* Set task *
Collect every line of the records that contains the string "Weight". Case counts.

[Coordinate annotation records]
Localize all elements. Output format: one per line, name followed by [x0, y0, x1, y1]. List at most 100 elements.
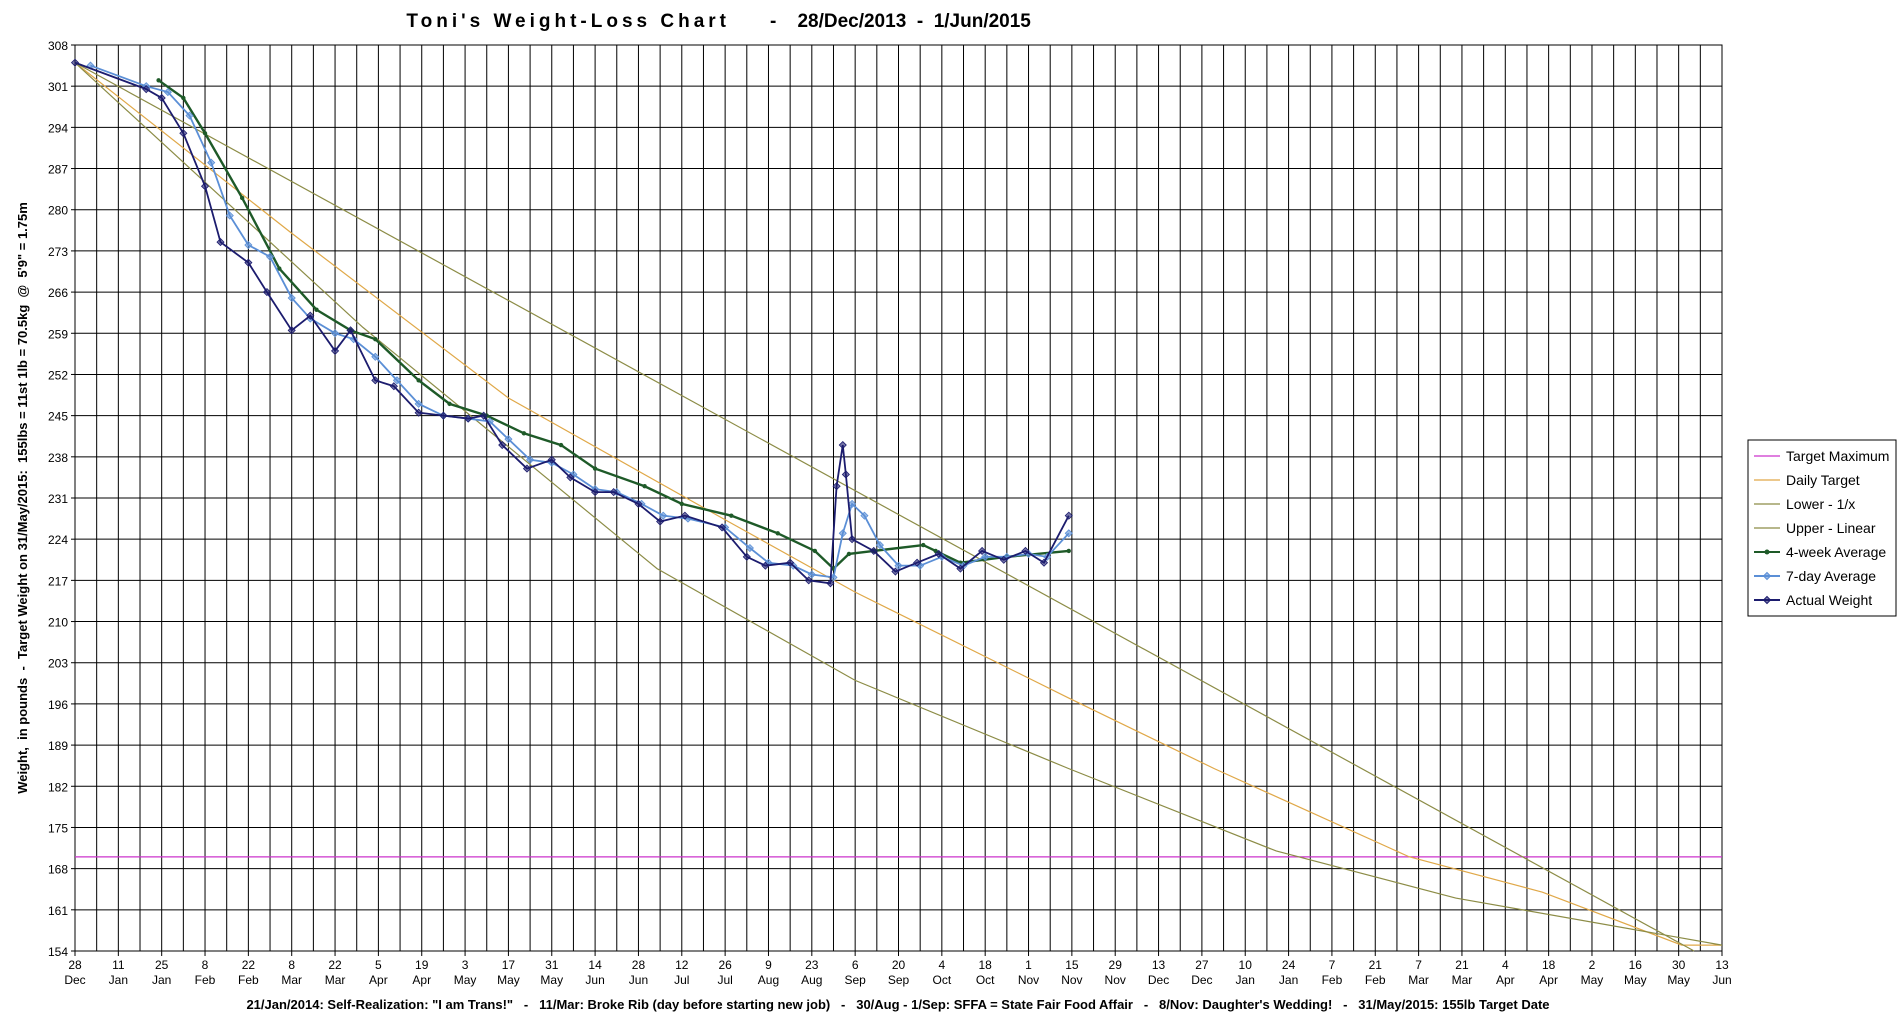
series: [74, 62, 1695, 952]
point: [838, 529, 847, 538]
y-tick-label: 294: [48, 121, 68, 135]
point: [479, 411, 488, 420]
legend-label: Target Maximum: [1786, 448, 1889, 464]
point: [921, 542, 926, 548]
point: [742, 552, 751, 561]
point: [330, 329, 340, 338]
point: [659, 511, 668, 520]
x-tick-label: 18: [979, 958, 993, 972]
x-tick-month: Jun: [585, 973, 604, 987]
x-tick-month: Jun: [1712, 973, 1731, 987]
point: [306, 311, 315, 320]
x-tick-month: Nov: [1018, 973, 1039, 987]
x-tick-month: Jan: [109, 973, 128, 987]
x-tick-month: Apr: [369, 973, 388, 987]
legend-label: Actual Weight: [1786, 592, 1872, 608]
x-tick-month: May: [1581, 973, 1604, 987]
x-tick-label: 22: [328, 958, 342, 972]
point: [447, 401, 452, 407]
series: [74, 62, 1723, 946]
point: [262, 288, 272, 297]
x-tick-month: Mar: [1452, 973, 1473, 987]
point: [956, 564, 965, 573]
x-tick-label: 24: [1282, 958, 1296, 972]
x-tick-month: Feb: [1365, 973, 1386, 987]
point: [775, 531, 780, 536]
point: [847, 535, 857, 544]
x-tick-label: 27: [1195, 958, 1209, 972]
x-tick-month: Mar: [325, 973, 346, 987]
x-tick-month: Jun: [629, 973, 648, 987]
x-tick-month: May: [454, 973, 477, 987]
point: [277, 266, 282, 271]
point: [894, 561, 903, 570]
grid: [71, 44, 1723, 956]
x-tick-month: Jul: [674, 973, 689, 987]
point: [157, 93, 166, 103]
point: [349, 335, 358, 344]
point: [521, 431, 527, 436]
x-tick-label: 12: [675, 958, 689, 972]
x-tick-label: 4: [1502, 958, 1509, 972]
x-tick-label: 26: [718, 958, 732, 972]
y-tick-label: 210: [48, 616, 68, 630]
point: [1039, 558, 1049, 567]
x-tick-label: 11: [112, 958, 125, 972]
x-tick-label: 25: [155, 958, 169, 972]
x-tick-label: 6: [852, 958, 859, 972]
x-tick-month: May: [497, 973, 520, 987]
x-tick-label: 1: [1025, 958, 1032, 972]
point: [416, 378, 421, 383]
chart-title: Toni's Weight-Loss Chart: [406, 11, 730, 32]
x-tick-label: 7: [1329, 958, 1336, 972]
y-tick-label: 259: [48, 327, 68, 341]
point: [847, 499, 857, 508]
point: [786, 558, 795, 567]
x-tick-label: 28: [632, 958, 646, 972]
y-tick-label: 175: [48, 821, 68, 835]
x-tick-month: Feb: [195, 973, 216, 987]
point: [163, 87, 172, 97]
point: [498, 440, 507, 450]
point: [522, 464, 532, 473]
x-tick-label: 22: [242, 958, 256, 972]
point: [373, 336, 378, 342]
point: [526, 455, 535, 464]
point: [156, 78, 161, 83]
x-tick-label: 21: [1369, 958, 1383, 972]
legend-label: Upper - Linear: [1786, 520, 1876, 536]
point: [414, 399, 423, 408]
point: [679, 501, 684, 507]
x-tick-month: Dec: [1148, 973, 1169, 987]
x-tick-month: Jan: [1236, 973, 1255, 987]
point: [875, 540, 884, 550]
y-tick-label: 224: [48, 533, 68, 547]
y-tick-label: 252: [48, 368, 68, 382]
point: [464, 414, 473, 423]
x-tick-label: 18: [1542, 958, 1556, 972]
point: [314, 307, 319, 312]
x-tick-month: Oct: [933, 973, 952, 987]
x-tick-month: Feb: [238, 973, 259, 987]
x-tick-label: 5: [375, 958, 382, 972]
point: [1021, 546, 1030, 556]
y-axis-label: Weight, in pounds - Target Weight on 31/…: [15, 202, 30, 794]
x-tick-label: 8: [202, 958, 209, 972]
legend-label: 4-week Average: [1786, 544, 1886, 560]
legend-marker: [1762, 571, 1772, 581]
y-tick-label: 154: [48, 945, 68, 959]
point: [346, 326, 355, 335]
point: [566, 473, 575, 482]
x-tick-label: 28: [68, 958, 82, 972]
x-tick-label: 30: [1672, 958, 1686, 972]
x-tick-label: 23: [805, 958, 819, 972]
x-tick-month: Jan: [152, 973, 171, 987]
x-tick-label: 10: [1239, 958, 1253, 972]
x-tick-month: Feb: [1322, 973, 1343, 987]
point: [729, 513, 734, 518]
legend-label: Lower - 1/x: [1786, 496, 1855, 512]
point: [371, 376, 380, 385]
x-tick-month: Mar: [281, 973, 302, 987]
y-tick-label: 245: [48, 410, 68, 424]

* Response for this exercise *
legend-label: Actual Weight: [1786, 592, 1872, 608]
chart-title: Toni's Weight-Loss Chart: [406, 11, 730, 32]
y-axis-label: Weight, in pounds - Target Weight on 31/…: [15, 202, 30, 794]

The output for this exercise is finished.